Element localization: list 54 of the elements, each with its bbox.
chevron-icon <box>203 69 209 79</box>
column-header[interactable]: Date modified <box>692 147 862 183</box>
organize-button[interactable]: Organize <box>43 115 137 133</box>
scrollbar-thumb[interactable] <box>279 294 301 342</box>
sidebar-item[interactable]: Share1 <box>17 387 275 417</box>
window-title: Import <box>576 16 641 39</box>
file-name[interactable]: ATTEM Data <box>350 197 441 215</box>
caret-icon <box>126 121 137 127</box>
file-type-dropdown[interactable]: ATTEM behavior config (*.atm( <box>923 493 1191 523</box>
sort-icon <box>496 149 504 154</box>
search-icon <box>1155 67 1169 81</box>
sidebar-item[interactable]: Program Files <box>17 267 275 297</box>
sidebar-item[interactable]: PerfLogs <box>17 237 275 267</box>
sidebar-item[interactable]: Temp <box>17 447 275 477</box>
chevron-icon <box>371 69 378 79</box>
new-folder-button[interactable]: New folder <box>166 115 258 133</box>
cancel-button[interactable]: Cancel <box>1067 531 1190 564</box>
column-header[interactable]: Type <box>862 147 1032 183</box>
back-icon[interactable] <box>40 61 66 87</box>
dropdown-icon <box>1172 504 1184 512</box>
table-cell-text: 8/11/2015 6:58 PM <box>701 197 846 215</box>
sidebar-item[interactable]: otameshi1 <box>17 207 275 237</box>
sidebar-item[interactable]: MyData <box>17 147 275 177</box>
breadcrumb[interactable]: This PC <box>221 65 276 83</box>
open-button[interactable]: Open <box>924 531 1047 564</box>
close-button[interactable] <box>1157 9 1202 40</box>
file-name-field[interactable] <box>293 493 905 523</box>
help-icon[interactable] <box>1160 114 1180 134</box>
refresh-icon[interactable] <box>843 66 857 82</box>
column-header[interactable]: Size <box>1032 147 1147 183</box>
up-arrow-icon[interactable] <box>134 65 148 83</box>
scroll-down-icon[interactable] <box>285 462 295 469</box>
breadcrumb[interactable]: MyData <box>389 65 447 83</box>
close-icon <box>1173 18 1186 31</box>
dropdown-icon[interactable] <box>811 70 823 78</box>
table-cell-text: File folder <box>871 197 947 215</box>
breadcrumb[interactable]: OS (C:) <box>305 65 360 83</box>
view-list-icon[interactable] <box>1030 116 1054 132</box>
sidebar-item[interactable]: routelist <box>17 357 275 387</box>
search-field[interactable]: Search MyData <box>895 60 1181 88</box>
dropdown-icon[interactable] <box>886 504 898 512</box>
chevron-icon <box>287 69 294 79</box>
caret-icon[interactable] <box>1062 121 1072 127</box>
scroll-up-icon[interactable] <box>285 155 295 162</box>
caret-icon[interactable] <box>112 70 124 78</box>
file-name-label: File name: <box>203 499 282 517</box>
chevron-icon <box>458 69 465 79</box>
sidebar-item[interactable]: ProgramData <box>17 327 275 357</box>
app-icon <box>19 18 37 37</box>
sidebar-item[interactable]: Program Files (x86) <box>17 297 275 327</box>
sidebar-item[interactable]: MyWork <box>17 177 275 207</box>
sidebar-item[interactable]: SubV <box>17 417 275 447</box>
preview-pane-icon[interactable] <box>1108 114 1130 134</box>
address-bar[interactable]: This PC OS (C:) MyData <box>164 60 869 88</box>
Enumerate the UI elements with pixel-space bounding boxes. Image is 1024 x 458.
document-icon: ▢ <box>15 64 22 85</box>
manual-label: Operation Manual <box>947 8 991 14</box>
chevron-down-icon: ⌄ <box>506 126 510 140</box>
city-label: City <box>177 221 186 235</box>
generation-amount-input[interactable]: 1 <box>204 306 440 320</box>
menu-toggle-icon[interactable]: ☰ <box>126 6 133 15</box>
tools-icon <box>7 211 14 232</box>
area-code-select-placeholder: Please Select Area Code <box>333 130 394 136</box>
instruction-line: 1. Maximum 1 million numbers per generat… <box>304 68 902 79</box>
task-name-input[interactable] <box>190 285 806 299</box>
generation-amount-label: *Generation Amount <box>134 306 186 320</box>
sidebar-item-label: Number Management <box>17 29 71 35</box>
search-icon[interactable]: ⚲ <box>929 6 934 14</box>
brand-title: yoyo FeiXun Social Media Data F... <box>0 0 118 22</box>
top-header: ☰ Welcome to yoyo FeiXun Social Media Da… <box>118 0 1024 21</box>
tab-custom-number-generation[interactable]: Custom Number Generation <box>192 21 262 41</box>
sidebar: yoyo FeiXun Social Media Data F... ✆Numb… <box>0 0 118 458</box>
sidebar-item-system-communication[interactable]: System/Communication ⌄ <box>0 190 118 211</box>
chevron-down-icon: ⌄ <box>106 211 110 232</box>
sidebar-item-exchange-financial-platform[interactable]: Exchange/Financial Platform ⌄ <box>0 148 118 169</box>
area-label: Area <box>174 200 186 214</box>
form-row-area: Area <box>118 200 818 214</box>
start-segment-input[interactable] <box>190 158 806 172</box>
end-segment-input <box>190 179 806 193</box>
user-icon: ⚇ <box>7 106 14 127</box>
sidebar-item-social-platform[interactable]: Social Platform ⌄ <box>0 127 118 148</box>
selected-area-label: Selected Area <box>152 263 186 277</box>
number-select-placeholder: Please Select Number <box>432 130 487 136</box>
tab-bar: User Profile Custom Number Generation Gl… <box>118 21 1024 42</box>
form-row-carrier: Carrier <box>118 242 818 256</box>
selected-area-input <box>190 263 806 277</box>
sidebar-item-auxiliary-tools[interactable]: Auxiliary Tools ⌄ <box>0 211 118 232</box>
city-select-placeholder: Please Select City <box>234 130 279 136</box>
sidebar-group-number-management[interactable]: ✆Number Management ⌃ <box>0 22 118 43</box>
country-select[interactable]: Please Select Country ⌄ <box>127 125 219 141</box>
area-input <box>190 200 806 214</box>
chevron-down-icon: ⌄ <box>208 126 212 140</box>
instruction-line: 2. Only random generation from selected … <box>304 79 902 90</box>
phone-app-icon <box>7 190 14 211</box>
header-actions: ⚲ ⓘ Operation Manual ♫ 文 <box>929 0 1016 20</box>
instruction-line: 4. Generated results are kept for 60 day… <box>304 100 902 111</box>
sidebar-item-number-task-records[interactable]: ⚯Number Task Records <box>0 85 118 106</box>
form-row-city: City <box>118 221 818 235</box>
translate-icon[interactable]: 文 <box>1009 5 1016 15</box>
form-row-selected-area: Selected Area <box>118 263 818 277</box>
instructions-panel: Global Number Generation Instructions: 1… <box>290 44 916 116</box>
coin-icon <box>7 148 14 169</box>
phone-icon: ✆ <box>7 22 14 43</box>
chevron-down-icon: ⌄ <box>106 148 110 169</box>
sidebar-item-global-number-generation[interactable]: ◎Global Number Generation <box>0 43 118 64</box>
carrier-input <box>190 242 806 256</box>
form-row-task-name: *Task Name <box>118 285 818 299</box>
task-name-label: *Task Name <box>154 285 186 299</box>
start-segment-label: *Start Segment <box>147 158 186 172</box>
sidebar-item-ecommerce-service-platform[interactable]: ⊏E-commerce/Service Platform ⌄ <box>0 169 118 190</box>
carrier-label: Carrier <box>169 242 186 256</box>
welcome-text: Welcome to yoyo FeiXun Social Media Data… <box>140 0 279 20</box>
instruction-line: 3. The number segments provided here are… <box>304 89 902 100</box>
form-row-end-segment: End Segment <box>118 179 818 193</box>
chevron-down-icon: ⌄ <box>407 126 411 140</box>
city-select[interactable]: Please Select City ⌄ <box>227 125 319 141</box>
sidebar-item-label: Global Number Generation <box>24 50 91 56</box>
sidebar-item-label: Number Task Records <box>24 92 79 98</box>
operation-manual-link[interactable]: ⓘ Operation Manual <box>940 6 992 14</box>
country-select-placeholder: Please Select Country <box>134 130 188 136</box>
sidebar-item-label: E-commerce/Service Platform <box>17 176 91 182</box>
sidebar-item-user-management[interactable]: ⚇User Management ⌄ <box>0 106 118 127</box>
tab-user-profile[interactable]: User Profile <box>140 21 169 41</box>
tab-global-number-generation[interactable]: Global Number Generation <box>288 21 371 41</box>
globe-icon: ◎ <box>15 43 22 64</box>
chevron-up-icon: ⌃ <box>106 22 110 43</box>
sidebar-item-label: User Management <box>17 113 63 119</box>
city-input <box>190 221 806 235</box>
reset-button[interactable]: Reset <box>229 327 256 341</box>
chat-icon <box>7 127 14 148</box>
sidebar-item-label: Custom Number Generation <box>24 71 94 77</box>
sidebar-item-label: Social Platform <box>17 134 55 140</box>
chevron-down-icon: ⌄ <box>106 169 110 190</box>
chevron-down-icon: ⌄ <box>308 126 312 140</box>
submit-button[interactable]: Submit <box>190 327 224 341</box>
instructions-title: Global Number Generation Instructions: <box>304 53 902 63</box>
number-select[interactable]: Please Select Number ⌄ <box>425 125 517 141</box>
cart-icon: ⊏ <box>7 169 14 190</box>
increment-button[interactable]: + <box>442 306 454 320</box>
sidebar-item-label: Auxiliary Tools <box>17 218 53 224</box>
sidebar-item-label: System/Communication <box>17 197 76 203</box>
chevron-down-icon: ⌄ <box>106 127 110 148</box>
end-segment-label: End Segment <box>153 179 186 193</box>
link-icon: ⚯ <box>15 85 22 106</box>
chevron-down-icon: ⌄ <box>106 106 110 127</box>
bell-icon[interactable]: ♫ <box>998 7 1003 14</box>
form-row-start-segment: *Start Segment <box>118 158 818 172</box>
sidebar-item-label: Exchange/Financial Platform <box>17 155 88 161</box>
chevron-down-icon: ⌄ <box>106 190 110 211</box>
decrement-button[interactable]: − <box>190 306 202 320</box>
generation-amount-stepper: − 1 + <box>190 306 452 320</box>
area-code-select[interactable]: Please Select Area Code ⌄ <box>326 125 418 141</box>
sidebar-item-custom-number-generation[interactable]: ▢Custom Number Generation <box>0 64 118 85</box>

++++++++++

Set down the rows above exactly as they appear, from the first row through the row that contains "close-icon <box>1173 18 1186 31</box>".

Element localization: list 54 of the elements, each with its bbox.
chevron-icon <box>203 69 209 79</box>
column-header[interactable]: Date modified <box>692 147 862 183</box>
organize-button[interactable]: Organize <box>43 115 137 133</box>
scrollbar-thumb[interactable] <box>279 294 301 342</box>
sidebar-item[interactable]: Share1 <box>17 387 275 417</box>
window-title: Import <box>576 16 641 39</box>
file-name[interactable]: ATTEM Data <box>350 197 441 215</box>
caret-icon <box>126 121 137 127</box>
file-type-dropdown[interactable]: ATTEM behavior config (*.atm( <box>923 493 1191 523</box>
sort-icon <box>496 149 504 154</box>
search-icon <box>1155 67 1169 81</box>
sidebar-item[interactable]: Program Files <box>17 267 275 297</box>
sidebar-item[interactable]: PerfLogs <box>17 237 275 267</box>
sidebar-item[interactable]: Temp <box>17 447 275 477</box>
chevron-icon <box>371 69 378 79</box>
new-folder-button[interactable]: New folder <box>166 115 258 133</box>
cancel-button[interactable]: Cancel <box>1067 531 1190 564</box>
column-header[interactable]: Type <box>862 147 1032 183</box>
back-icon[interactable] <box>40 61 66 87</box>
dropdown-icon <box>1172 504 1184 512</box>
table-cell-text: 8/11/2015 6:58 PM <box>701 197 846 215</box>
sidebar-item[interactable]: otameshi1 <box>17 207 275 237</box>
sidebar-item[interactable]: MyData <box>17 147 275 177</box>
breadcrumb[interactable]: This PC <box>221 65 276 83</box>
open-button[interactable]: Open <box>924 531 1047 564</box>
close-button[interactable] <box>1157 9 1202 40</box>
file-name-field[interactable] <box>293 493 905 523</box>
help-icon[interactable] <box>1160 114 1180 134</box>
refresh-icon[interactable] <box>843 66 857 82</box>
column-header[interactable]: Size <box>1032 147 1147 183</box>
up-arrow-icon[interactable] <box>134 65 148 83</box>
scroll-down-icon[interactable] <box>285 462 295 469</box>
breadcrumb[interactable]: MyData <box>389 65 447 83</box>
close-icon <box>1173 18 1186 31</box>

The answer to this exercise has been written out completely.